Exercise objective: Take the entries below and print all of them exactly, please.
>> Begin Information provided
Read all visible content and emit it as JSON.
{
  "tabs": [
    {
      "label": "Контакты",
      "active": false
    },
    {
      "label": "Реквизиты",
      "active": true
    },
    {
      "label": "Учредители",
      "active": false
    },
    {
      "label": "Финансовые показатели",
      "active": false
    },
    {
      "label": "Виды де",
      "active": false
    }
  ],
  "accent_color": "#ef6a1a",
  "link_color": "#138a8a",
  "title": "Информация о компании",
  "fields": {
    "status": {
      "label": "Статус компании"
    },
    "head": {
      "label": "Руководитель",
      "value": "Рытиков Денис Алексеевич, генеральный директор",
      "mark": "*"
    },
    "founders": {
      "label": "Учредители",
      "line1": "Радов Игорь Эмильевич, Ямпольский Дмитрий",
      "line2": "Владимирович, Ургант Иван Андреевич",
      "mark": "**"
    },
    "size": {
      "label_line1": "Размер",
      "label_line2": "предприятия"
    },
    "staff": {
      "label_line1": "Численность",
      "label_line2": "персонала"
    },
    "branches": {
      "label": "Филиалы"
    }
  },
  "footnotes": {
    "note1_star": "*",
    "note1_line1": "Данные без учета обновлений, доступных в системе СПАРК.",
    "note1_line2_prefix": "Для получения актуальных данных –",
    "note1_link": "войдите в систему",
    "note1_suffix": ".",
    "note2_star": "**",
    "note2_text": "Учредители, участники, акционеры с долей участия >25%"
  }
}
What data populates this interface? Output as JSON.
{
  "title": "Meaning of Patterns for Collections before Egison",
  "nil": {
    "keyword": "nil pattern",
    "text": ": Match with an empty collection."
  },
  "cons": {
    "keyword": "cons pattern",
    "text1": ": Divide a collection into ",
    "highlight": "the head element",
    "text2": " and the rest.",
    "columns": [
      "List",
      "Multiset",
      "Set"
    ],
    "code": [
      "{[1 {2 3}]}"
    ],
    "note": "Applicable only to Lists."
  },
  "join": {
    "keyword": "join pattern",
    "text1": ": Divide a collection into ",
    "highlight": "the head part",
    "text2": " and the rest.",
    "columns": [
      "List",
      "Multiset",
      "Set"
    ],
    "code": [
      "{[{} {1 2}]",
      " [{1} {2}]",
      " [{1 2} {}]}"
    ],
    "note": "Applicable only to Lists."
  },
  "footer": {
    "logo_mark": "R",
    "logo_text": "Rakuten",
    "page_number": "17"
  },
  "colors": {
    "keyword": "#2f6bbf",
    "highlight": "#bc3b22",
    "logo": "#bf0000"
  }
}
>> End Information provided
Problem solution:
Read all visible content and emit it as JSON.
{
  "tabs": [
    {
      "label": "Контакты",
      "active": false
    },
    {
      "label": "Реквизиты",
      "active": true
    },
    {
      "label": "Учредители",
      "active": false
    },
    {
      "label": "Финансовые показатели",
      "active": false
    },
    {
      "label": "Виды де",
      "active": false
    }
  ],
  "accent_color": "#ef6a1a",
  "link_color": "#138a8a",
  "title": "Информация о компании",
  "fields": {
    "status": {
      "label": "Статус компании"
    },
    "head": {
      "label": "Руководитель",
      "value": "Рытиков Денис Алексеевич, генеральный директор",
      "mark": "*"
    },
    "founders": {
      "label": "Учредители",
      "line1": "Радов Игорь Эмильевич, Ямпольский Дмитрий",
      "line2": "Владимирович, Ургант Иван Андреевич",
      "mark": "**"
    },
    "size": {
      "label_line1": "Размер",
      "label_line2": "предприятия"
    },
    "staff": {
      "label_line1": "Численность",
      "label_line2": "персонала"
    },
    "branches": {
      "label": "Филиалы"
    }
  },
  "footnotes": {
    "note1_star": "*",
    "note1_line1": "Данные без учета обновлений, доступных в системе СПАРК.",
    "note1_line2_prefix": "Для получения актуальных данных –",
    "note1_link": "войдите в систему",
    "note1_suffix": ".",
    "note2_star": "**",
    "note2_text": "Учредители, участники, акционеры с долей участия >25%"
  }
}
What data populates this interface? Output as JSON.
{
  "title": "Meaning of Patterns for Collections before Egison",
  "nil": {
    "keyword": "nil pattern",
    "text": ": Match with an empty collection."
  },
  "cons": {
    "keyword": "cons pattern",
    "text1": ": Divide a collection into ",
    "highlight": "the head element",
    "text2": " and the rest.",
    "columns": [
      "List",
      "Multiset",
      "Set"
    ],
    "code": [
      "{[1 {2 3}]}"
    ],
    "note": "Applicable only to Lists."
  },
  "join": {
    "keyword": "join pattern",
    "text1": ": Divide a collection into ",
    "highlight": "the head part",
    "text2": " and the rest.",
    "columns": [
      "List",
      "Multiset",
      "Set"
    ],
    "code": [
      "{[{} {1 2}]",
      " [{1} {2}]",
      " [{1 2} {}]}"
    ],
    "note": "Applicable only to Lists."
  },
  "footer": {
    "logo_mark": "R",
    "logo_text": "Rakuten",
    "page_number": "17"
  },
  "colors": {
    "keyword": "#2f6bbf",
    "highlight": "#bc3b22",
    "logo": "#bf0000"
  }
}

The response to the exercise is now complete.